STATED GOAL
Reproduce each line bearing the word "anomaly".

Records that describe figures:
◆ ◆ ◆ ◆ ◆ ◆ ◆

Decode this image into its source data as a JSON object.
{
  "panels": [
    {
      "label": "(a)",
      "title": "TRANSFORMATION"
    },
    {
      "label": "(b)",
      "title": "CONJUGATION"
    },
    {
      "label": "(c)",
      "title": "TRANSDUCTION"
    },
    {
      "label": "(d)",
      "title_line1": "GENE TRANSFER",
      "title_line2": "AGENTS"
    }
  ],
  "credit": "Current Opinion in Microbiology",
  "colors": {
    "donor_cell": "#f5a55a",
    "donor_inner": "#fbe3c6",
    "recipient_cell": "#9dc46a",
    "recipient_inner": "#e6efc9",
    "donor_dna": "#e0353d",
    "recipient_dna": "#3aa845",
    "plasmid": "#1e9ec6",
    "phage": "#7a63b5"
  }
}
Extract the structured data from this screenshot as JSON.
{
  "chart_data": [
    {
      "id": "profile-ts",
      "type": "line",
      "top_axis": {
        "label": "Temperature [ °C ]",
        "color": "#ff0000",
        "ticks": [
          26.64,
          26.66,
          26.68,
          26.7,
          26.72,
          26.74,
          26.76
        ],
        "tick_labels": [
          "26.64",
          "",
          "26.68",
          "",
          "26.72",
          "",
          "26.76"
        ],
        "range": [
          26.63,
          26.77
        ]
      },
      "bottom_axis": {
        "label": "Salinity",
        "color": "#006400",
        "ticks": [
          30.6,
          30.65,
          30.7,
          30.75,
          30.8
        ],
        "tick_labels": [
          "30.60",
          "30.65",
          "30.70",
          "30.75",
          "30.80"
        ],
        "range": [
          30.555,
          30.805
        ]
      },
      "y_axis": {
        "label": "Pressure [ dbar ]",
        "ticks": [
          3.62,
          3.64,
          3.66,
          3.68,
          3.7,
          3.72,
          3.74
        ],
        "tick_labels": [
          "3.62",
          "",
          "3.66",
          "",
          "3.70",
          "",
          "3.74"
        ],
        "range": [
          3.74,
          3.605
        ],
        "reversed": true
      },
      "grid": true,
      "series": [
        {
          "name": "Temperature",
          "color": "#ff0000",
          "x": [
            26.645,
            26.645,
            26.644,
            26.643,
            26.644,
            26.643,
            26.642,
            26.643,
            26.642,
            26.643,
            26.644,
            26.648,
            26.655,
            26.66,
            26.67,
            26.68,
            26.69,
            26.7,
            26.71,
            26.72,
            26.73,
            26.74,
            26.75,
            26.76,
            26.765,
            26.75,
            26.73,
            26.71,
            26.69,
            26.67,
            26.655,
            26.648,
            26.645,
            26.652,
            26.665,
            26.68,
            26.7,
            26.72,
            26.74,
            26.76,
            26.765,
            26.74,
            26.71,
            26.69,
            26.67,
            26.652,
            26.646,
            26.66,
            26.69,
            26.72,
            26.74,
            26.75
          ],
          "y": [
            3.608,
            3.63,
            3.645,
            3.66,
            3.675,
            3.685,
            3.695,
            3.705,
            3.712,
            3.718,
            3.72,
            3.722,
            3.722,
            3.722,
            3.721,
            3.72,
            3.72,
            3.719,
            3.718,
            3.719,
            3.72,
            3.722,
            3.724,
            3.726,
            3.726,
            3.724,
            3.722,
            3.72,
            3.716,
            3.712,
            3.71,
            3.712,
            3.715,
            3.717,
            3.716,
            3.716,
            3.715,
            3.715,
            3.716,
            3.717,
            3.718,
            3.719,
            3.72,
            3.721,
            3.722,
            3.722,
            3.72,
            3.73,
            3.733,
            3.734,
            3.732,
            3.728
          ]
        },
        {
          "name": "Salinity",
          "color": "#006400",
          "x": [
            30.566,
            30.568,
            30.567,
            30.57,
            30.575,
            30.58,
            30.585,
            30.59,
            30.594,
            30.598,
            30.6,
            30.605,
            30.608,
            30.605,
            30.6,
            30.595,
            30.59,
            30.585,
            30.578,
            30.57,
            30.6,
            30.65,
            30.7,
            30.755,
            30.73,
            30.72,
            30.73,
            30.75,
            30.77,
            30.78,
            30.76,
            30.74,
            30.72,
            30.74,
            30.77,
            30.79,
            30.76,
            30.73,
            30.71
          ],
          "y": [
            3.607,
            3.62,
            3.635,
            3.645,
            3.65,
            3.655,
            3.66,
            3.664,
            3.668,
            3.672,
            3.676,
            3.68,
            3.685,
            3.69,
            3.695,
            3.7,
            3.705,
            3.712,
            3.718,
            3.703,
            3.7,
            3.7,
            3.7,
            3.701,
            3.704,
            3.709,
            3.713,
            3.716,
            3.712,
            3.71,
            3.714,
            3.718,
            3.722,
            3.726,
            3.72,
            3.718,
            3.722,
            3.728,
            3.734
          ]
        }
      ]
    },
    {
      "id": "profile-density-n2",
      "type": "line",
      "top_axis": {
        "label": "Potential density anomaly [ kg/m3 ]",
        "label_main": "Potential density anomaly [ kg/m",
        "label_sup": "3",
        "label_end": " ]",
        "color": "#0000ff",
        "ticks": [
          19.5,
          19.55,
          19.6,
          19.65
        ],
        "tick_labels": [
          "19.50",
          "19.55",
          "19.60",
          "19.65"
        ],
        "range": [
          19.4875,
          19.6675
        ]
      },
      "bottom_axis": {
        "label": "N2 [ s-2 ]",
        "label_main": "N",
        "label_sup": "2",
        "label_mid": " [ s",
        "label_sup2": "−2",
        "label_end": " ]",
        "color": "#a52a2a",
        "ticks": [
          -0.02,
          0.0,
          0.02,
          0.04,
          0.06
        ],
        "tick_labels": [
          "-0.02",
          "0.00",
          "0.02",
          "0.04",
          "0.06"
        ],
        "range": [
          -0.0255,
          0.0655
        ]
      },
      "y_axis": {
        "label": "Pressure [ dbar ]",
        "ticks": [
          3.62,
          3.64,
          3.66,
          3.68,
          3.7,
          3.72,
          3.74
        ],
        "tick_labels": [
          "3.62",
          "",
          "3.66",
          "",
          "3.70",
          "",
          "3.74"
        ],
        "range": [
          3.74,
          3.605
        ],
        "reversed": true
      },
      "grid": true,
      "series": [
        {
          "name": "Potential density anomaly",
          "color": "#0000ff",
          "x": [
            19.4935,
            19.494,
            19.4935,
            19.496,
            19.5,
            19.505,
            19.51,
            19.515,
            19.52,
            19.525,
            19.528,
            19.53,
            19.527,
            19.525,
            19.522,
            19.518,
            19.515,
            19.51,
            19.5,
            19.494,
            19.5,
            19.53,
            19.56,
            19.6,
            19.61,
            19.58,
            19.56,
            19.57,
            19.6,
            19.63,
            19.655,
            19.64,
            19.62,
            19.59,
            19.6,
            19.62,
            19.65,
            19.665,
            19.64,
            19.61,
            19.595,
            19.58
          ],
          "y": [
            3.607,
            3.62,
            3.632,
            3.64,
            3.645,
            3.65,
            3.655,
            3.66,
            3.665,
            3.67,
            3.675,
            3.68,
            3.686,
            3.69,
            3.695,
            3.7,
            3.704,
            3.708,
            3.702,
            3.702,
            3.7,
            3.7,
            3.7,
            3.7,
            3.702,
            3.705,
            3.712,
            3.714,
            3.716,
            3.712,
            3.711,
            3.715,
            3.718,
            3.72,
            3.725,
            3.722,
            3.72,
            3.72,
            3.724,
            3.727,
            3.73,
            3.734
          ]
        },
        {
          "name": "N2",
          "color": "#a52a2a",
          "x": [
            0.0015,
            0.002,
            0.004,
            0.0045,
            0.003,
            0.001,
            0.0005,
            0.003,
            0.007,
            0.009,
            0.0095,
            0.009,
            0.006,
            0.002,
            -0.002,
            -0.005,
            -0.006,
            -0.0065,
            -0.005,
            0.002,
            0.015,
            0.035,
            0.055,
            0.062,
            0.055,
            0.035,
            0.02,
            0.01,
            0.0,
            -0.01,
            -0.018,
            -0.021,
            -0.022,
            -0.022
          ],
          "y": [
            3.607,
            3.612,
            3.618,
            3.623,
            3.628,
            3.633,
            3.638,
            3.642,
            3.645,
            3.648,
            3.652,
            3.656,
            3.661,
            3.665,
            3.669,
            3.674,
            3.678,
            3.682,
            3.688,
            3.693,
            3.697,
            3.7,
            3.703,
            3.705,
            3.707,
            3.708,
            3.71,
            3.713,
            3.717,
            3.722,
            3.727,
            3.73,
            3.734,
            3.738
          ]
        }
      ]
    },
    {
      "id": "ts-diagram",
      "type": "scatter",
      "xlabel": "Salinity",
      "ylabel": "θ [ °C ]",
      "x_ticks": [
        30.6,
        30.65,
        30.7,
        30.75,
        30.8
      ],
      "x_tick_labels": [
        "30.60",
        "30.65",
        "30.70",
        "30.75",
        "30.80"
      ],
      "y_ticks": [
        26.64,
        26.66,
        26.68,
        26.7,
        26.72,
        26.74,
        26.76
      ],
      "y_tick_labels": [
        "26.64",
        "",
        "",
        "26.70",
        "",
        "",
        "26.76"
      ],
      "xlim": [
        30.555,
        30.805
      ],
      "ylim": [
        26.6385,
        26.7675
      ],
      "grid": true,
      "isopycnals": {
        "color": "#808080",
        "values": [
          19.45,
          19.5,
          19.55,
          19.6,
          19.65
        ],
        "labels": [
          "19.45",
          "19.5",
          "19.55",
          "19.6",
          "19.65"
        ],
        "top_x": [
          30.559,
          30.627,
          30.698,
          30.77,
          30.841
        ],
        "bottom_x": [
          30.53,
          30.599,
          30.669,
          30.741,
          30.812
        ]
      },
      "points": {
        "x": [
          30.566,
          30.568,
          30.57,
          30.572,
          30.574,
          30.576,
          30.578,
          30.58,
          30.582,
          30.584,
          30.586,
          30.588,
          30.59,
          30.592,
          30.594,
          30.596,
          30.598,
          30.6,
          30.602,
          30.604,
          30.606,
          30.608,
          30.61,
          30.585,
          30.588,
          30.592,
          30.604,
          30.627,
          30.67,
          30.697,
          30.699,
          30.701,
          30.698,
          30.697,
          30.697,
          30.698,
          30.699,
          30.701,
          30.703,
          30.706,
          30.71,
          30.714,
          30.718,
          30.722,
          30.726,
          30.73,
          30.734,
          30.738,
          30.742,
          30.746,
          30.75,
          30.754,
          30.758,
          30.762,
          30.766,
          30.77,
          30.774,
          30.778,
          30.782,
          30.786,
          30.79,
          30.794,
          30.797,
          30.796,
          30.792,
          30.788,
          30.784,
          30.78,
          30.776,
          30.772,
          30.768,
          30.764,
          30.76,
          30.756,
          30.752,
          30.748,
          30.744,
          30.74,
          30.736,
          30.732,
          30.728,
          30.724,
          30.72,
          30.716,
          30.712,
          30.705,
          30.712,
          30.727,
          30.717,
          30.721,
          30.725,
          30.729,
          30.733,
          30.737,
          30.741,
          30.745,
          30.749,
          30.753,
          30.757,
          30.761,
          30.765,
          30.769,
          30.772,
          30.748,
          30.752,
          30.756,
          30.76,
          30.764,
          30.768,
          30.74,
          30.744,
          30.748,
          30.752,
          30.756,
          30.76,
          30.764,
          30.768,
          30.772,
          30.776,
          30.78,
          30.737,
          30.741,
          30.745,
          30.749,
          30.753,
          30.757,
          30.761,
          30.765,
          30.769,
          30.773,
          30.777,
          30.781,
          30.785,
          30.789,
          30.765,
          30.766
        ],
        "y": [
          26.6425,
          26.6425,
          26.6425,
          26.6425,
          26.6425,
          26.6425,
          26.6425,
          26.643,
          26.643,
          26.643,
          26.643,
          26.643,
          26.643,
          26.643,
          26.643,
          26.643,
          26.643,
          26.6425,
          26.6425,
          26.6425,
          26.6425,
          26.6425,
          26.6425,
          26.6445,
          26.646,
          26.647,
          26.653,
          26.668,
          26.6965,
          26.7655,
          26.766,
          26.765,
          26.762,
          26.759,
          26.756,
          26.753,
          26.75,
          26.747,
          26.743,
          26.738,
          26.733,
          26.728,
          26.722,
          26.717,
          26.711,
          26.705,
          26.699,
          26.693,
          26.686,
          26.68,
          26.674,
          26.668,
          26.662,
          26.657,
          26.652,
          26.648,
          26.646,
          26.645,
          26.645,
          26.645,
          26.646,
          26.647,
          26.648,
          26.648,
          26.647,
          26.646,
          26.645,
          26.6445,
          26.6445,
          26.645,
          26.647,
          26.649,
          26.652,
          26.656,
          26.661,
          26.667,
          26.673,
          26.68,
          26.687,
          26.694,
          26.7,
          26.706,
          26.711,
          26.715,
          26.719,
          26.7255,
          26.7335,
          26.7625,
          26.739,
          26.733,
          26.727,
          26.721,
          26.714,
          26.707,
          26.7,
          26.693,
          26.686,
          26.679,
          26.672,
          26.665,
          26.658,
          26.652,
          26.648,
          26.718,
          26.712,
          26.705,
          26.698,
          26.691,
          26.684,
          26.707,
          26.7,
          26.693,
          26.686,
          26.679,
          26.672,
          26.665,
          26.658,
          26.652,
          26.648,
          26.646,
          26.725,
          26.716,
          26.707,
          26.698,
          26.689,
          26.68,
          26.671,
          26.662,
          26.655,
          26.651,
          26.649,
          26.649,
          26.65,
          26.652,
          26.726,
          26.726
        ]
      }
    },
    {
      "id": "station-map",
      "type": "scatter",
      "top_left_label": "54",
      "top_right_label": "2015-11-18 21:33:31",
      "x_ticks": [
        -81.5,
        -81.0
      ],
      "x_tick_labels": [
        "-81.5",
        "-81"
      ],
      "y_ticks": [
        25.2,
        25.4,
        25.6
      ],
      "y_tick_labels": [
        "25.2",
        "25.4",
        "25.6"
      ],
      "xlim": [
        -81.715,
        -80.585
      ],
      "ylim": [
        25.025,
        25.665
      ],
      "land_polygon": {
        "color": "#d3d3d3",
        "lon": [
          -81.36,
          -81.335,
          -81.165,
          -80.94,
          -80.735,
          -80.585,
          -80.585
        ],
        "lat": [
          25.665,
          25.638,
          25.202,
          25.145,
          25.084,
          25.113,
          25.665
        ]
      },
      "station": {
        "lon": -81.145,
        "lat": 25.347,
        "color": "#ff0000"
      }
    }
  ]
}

◆ ◆ ◆ ◆ ◆ ◆ ◆

SOLUTION FOR THIS EXERCISE
        "label": "Potential density anomaly [ kg/m3 ]",
        "label_main": "Potential density anomaly [ kg/m",
          "name": "Potential density anomaly",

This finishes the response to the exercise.